**WORK REQUIRED**.
Every record here needs to be written out again exactly.

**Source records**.
#####
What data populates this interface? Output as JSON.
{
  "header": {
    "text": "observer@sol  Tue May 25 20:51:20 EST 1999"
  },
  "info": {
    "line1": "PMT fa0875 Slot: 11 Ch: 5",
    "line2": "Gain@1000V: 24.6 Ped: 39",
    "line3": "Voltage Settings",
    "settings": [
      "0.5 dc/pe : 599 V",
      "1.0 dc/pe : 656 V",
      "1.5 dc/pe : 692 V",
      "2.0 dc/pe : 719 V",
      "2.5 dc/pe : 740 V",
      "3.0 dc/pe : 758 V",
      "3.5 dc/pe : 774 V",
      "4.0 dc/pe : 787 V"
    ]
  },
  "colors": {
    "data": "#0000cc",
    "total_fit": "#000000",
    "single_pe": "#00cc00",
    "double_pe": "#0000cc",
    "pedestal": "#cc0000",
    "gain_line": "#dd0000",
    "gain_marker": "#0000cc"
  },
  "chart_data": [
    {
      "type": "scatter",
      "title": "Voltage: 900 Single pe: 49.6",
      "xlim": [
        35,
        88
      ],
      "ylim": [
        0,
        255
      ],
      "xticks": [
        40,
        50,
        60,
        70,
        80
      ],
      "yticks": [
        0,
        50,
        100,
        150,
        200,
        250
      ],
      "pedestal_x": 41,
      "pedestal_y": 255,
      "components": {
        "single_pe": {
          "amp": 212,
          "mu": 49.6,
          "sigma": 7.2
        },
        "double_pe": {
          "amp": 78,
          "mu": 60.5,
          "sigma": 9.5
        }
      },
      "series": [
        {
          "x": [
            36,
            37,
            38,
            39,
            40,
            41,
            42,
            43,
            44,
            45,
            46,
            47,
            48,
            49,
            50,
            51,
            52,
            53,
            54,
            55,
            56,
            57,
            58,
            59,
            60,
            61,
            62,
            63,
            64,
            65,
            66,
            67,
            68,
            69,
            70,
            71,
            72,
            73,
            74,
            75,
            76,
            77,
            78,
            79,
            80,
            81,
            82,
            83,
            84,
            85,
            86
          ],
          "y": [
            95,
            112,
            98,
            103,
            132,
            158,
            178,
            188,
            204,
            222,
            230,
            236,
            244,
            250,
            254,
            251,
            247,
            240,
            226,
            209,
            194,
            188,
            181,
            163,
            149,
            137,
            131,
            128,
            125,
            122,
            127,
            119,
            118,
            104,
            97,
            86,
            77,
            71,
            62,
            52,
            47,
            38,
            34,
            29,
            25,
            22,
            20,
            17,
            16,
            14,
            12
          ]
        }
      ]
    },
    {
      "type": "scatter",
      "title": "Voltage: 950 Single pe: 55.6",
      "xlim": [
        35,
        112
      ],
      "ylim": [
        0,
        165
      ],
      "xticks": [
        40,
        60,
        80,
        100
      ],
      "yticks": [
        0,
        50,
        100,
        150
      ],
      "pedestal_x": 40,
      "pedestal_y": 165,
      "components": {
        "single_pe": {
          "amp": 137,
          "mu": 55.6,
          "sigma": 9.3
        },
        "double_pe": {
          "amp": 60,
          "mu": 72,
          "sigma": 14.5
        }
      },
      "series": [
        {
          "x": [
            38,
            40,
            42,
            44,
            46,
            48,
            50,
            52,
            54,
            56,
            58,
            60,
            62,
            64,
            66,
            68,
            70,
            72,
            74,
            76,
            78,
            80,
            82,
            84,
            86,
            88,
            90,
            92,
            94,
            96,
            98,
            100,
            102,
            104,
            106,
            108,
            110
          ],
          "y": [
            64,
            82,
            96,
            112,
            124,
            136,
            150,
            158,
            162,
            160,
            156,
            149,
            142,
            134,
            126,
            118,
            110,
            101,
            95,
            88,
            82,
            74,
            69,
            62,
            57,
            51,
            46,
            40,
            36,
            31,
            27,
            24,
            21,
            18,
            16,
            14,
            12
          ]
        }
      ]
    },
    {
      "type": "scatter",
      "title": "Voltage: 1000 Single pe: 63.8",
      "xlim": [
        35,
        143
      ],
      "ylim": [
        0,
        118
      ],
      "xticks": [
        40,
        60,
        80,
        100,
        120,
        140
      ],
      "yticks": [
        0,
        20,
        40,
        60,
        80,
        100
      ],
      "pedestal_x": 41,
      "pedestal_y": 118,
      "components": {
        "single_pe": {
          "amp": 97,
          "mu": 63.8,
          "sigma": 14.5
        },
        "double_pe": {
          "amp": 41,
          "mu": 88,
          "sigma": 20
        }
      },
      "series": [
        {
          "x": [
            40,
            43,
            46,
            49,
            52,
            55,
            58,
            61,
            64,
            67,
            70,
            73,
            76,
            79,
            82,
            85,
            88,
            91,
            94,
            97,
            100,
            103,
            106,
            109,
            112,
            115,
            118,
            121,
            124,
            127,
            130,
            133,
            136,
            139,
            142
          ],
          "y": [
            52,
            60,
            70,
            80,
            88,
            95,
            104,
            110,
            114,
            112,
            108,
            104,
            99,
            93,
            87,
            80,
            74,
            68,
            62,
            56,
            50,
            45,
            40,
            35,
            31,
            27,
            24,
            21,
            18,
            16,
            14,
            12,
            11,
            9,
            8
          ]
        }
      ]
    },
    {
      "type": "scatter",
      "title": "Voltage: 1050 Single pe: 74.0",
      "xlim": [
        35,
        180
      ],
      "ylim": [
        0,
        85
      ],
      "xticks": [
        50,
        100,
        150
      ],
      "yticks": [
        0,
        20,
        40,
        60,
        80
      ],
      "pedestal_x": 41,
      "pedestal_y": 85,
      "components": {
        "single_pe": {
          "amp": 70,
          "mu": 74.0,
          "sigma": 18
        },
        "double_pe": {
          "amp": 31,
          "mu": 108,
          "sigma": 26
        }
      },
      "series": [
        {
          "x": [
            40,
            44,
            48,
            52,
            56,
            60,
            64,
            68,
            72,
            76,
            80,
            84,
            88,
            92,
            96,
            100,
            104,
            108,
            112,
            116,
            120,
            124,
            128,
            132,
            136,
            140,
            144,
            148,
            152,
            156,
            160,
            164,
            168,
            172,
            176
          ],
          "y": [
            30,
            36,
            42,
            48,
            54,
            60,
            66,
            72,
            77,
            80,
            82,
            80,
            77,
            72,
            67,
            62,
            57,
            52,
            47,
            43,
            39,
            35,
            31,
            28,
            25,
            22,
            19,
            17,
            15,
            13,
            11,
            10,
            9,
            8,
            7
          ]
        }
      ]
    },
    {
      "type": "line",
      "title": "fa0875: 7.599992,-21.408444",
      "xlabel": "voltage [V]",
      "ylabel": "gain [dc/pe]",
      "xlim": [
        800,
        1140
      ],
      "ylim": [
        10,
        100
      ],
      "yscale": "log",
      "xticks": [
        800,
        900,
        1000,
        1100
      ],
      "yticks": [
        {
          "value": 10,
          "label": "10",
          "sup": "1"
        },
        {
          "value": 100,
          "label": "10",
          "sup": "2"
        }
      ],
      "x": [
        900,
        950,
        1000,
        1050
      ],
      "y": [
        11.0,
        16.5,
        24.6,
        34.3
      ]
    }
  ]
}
#####
**THE COMPLETED TASK**.
What data populates this interface? Output as JSON.
{
  "header": {
    "text": "observer@sol  Tue May 25 20:51:20 EST 1999"
  },
  "info": {
    "line1": "PMT fa0875 Slot: 11 Ch: 5",
    "line2": "Gain@1000V: 24.6 Ped: 39",
    "line3": "Voltage Settings",
    "settings": [
      "0.5 dc/pe : 599 V",
      "1.0 dc/pe : 656 V",
      "1.5 dc/pe : 692 V",
      "2.0 dc/pe : 719 V",
      "2.5 dc/pe : 740 V",
      "3.0 dc/pe : 758 V",
      "3.5 dc/pe : 774 V",
      "4.0 dc/pe : 787 V"
    ]
  },
  "colors": {
    "data": "#0000cc",
    "total_fit": "#000000",
    "single_pe": "#00cc00",
    "double_pe": "#0000cc",
    "pedestal": "#cc0000",
    "gain_line": "#dd0000",
    "gain_marker": "#0000cc"
  },
  "chart_data": [
    {
      "type": "scatter",
      "title": "Voltage: 900 Single pe: 49.6",
      "xlim": [
        35,
        88
      ],
      "ylim": [
        0,
        255
      ],
      "xticks": [
        40,
        50,
        60,
        70,
        80
      ],
      "yticks": [
        0,
        50,
        100,
        150,
        200,
        250
      ],
      "pedestal_x": 41,
      "pedestal_y": 255,
      "components": {
        "single_pe": {
          "amp": 212,
          "mu": 49.6,
          "sigma": 7.2
        },
        "double_pe": {
          "amp": 78,
          "mu": 60.5,
          "sigma": 9.5
        }
      },
      "series": [
        {
          "x": [
            36,
            37,
            38,
            39,
            40,
            41,
            42,
            43,
            44,
            45,
            46,
            47,
            48,
            49,
            50,
            51,
            52,
            53,
            54,
            55,
            56,
            57,
            58,
            59,
            60,
            61,
            62,
            63,
            64,
            65,
            66,
            67,
            68,
            69,
            70,
            71,
            72,
            73,
            74,
            75,
            76,
            77,
            78,
            79,
            80,
            81,
            82,
            83,
            84,
            85,
            86
          ],
          "y": [
            95,
            112,
            98,
            103,
            132,
            158,
            178,
            188,
            204,
            222,
            230,
            236,
            244,
            250,
            254,
            251,
            247,
            240,
            226,
            209,
            194,
            188,
            181,
            163,
            149,
            137,
            131,
            128,
            125,
            122,
            127,
            119,
            118,
            104,
            97,
            86,
            77,
            71,
            62,
            52,
            47,
            38,
            34,
            29,
            25,
            22,
            20,
            17,
            16,
            14,
            12
          ]
        }
      ]
    },
    {
      "type": "scatter",
      "title": "Voltage: 950 Single pe: 55.6",
      "xlim": [
        35,
        112
      ],
      "ylim": [
        0,
        165
      ],
      "xticks": [
        40,
        60,
        80,
        100
      ],
      "yticks": [
        0,
        50,
        100,
        150
      ],
      "pedestal_x": 40,
      "pedestal_y": 165,
      "components": {
        "single_pe": {
          "amp": 137,
          "mu": 55.6,
          "sigma": 9.3
        },
        "double_pe": {
          "amp": 60,
          "mu": 72,
          "sigma": 14.5
        }
      },
      "series": [
        {
          "x": [
            38,
            40,
            42,
            44,
            46,
            48,
            50,
            52,
            54,
            56,
            58,
            60,
            62,
            64,
            66,
            68,
            70,
            72,
            74,
            76,
            78,
            80,
            82,
            84,
            86,
            88,
            90,
            92,
            94,
            96,
            98,
            100,
            102,
            104,
            106,
            108,
            110
          ],
          "y": [
            64,
            82,
            96,
            112,
            124,
            136,
            150,
            158,
            162,
            160,
            156,
            149,
            142,
            134,
            126,
            118,
            110,
            101,
            95,
            88,
            82,
            74,
            69,
            62,
            57,
            51,
            46,
            40,
            36,
            31,
            27,
            24,
            21,
            18,
            16,
            14,
            12
          ]
        }
      ]
    },
    {
      "type": "scatter",
      "title": "Voltage: 1000 Single pe: 63.8",
      "xlim": [
        35,
        143
      ],
      "ylim": [
        0,
        118
      ],
      "xticks": [
        40,
        60,
        80,
        100,
        120,
        140
      ],
      "yticks": [
        0,
        20,
        40,
        60,
        80,
        100
      ],
      "pedestal_x": 41,
      "pedestal_y": 118,
      "components": {
        "single_pe": {
          "amp": 97,
          "mu": 63.8,
          "sigma": 14.5
        },
        "double_pe": {
          "amp": 41,
          "mu": 88,
          "sigma": 20
        }
      },
      "series": [
        {
          "x": [
            40,
            43,
            46,
            49,
            52,
            55,
            58,
            61,
            64,
            67,
            70,
            73,
            76,
            79,
            82,
            85,
            88,
            91,
            94,
            97,
            100,
            103,
            106,
            109,
            112,
            115,
            118,
            121,
            124,
            127,
            130,
            133,
            136,
            139,
            142
          ],
          "y": [
            52,
            60,
            70,
            80,
            88,
            95,
            104,
            110,
            114,
            112,
            108,
            104,
            99,
            93,
            87,
            80,
            74,
            68,
            62,
            56,
            50,
            45,
            40,
            35,
            31,
            27,
            24,
            21,
            18,
            16,
            14,
            12,
            11,
            9,
            8
          ]
        }
      ]
    },
    {
      "type": "scatter",
      "title": "Voltage: 1050 Single pe: 74.0",
      "xlim": [
        35,
        180
      ],
      "ylim": [
        0,
        85
      ],
      "xticks": [
        50,
        100,
        150
      ],
      "yticks": [
        0,
        20,
        40,
        60,
        80
      ],
      "pedestal_x": 41,
      "pedestal_y": 85,
      "components": {
        "single_pe": {
          "amp": 70,
          "mu": 74.0,
          "sigma": 18
        },
        "double_pe": {
          "amp": 31,
          "mu": 108,
          "sigma": 26
        }
      },
      "series": [
        {
          "x": [
            40,
            44,
            48,
            52,
            56,
            60,
            64,
            68,
            72,
            76,
            80,
            84,
            88,
            92,
            96,
            100,
            104,
            108,
            112,
            116,
            120,
            124,
            128,
            132,
            136,
            140,
            144,
            148,
            152,
            156,
            160,
            164,
            168,
            172,
            176
          ],
          "y": [
            30,
            36,
            42,
            48,
            54,
            60,
            66,
            72,
            77,
            80,
            82,
            80,
            77,
            72,
            67,
            62,
            57,
            52,
            47,
            43,
            39,
            35,
            31,
            28,
            25,
            22,
            19,
            17,
            15,
            13,
            11,
            10,
            9,
            8,
            7
          ]
        }
      ]
    },
    {
      "type": "line",
      "title": "fa0875: 7.599992,-21.408444",
      "xlabel": "voltage [V]",
      "ylabel": "gain [dc/pe]",
      "xlim": [
        800,
        1140
      ],
      "ylim": [
        10,
        100
      ],
      "yscale": "log",
      "xticks": [
        800,
        900,
        1000,
        1100
      ],
      "yticks": [
        {
          "value": 10,
          "label": "10",
          "sup": "1"
        },
        {
          "value": 100,
          "label": "10",
          "sup": "2"
        }
      ],
      "x": [
        900,
        950,
        1000,
        1050
      ],
      "y": [
        11.0,
        16.5,
        24.6,
        34.3
      ]
    }
  ]
}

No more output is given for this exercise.